Extracted data entries:
^^^^^^^^^^^^^^^^

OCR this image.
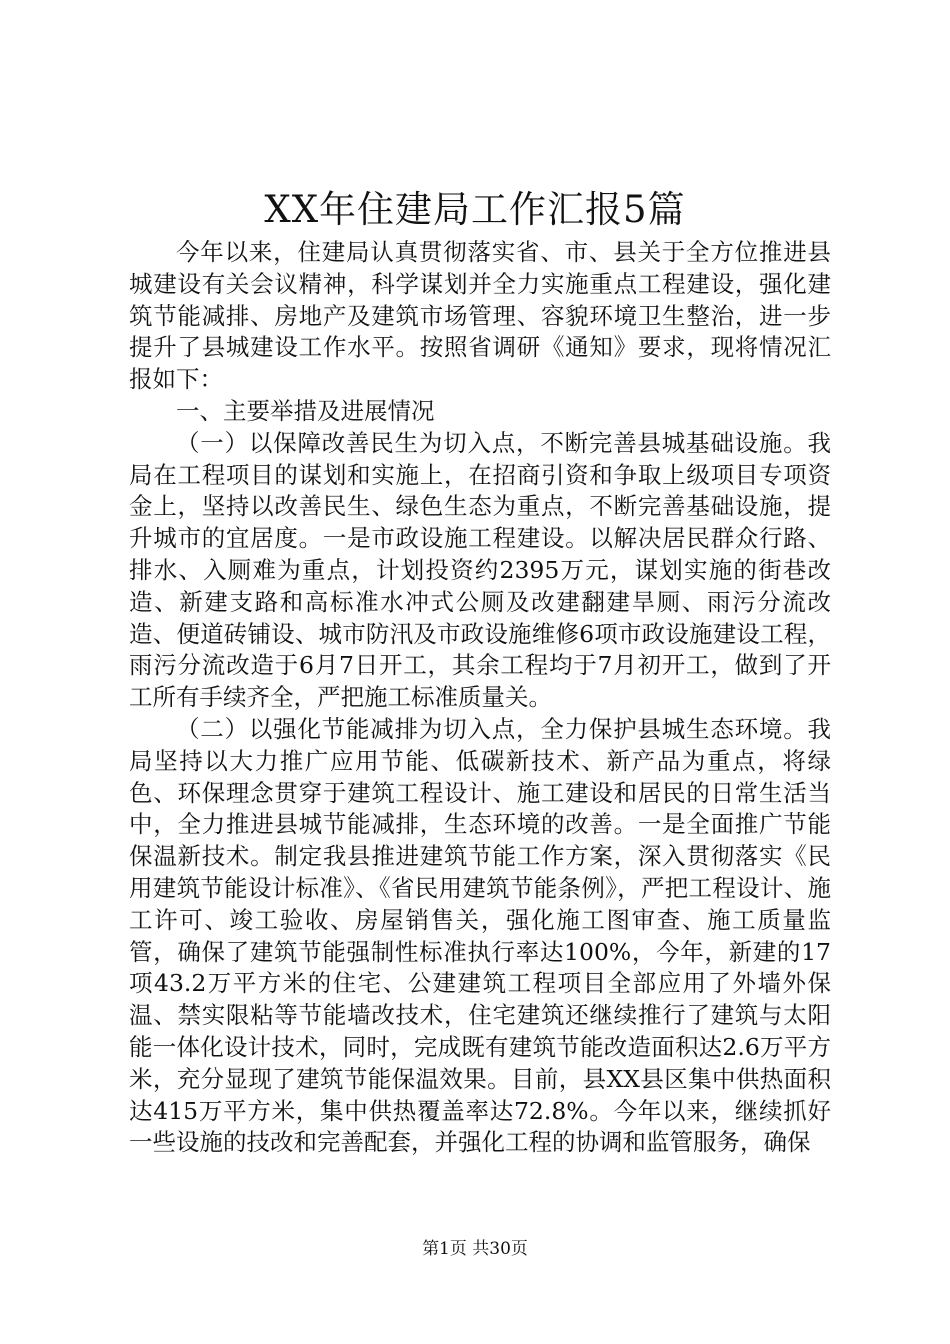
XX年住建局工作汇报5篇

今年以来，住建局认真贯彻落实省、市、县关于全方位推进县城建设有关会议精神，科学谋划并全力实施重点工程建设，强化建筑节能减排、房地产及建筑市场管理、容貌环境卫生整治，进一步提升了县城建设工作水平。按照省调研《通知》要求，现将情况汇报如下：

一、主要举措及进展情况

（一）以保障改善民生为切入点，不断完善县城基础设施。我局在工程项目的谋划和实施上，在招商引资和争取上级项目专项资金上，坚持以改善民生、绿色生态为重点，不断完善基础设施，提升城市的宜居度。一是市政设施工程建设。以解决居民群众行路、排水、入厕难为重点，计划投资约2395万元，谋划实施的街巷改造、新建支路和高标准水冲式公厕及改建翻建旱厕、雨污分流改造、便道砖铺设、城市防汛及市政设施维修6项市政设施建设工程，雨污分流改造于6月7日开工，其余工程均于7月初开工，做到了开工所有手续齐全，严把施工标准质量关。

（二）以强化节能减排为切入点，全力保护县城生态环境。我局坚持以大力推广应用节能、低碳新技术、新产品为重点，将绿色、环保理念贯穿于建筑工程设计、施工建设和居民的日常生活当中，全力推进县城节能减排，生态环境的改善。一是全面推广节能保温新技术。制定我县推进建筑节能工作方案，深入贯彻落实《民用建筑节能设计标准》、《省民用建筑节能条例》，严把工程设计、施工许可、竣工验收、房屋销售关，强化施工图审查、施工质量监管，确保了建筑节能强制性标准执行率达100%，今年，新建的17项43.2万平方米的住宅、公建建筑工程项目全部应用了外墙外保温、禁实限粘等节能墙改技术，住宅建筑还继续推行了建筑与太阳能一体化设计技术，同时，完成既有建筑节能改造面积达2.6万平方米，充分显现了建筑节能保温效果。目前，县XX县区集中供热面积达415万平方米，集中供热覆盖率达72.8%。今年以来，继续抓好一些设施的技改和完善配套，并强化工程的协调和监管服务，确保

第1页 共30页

^^^^^^^^^^^^^^^^

Exercise details:
Copy out all the entries exactly. Images stay out of the copy.

Response below:
OCR this image.
XX年住建局工作汇报5篇

今年以来，住建局认真贯彻落实省、市、县关于全方位推进县城建设有关会议精神，科学谋划并全力实施重点工程建设，强化建筑节能减排、房地产及建筑市场管理、容貌环境卫生整治，进一步提升了县城建设工作水平。按照省调研《通知》要求，现将情况汇报如下：

一、主要举措及进展情况

（一）以保障改善民生为切入点，不断完善县城基础设施。我局在工程项目的谋划和实施上，在招商引资和争取上级项目专项资金上，坚持以改善民生、绿色生态为重点，不断完善基础设施，提升城市的宜居度。一是市政设施工程建设。以解决居民群众行路、排水、入厕难为重点，计划投资约2395万元，谋划实施的街巷改造、新建支路和高标准水冲式公厕及改建翻建旱厕、雨污分流改造、便道砖铺设、城市防汛及市政设施维修6项市政设施建设工程，雨污分流改造于6月7日开工，其余工程均于7月初开工，做到了开工所有手续齐全，严把施工标准质量关。

（二）以强化节能减排为切入点，全力保护县城生态环境。我局坚持以大力推广应用节能、低碳新技术、新产品为重点，将绿色、环保理念贯穿于建筑工程设计、施工建设和居民的日常生活当中，全力推进县城节能减排，生态环境的改善。一是全面推广节能保温新技术。制定我县推进建筑节能工作方案，深入贯彻落实《民用建筑节能设计标准》、《省民用建筑节能条例》，严把工程设计、施工许可、竣工验收、房屋销售关，强化施工图审查、施工质量监管，确保了建筑节能强制性标准执行率达100%，今年，新建的17项43.2万平方米的住宅、公建建筑工程项目全部应用了外墙外保温、禁实限粘等节能墙改技术，住宅建筑还继续推行了建筑与太阳能一体化设计技术，同时，完成既有建筑节能改造面积达2.6万平方米，充分显现了建筑节能保温效果。目前，县XX县区集中供热面积达415万平方米，集中供热覆盖率达72.8%。今年以来，继续抓好一些设施的技改和完善配套，并强化工程的协调和监管服务，确保

第1页 共30页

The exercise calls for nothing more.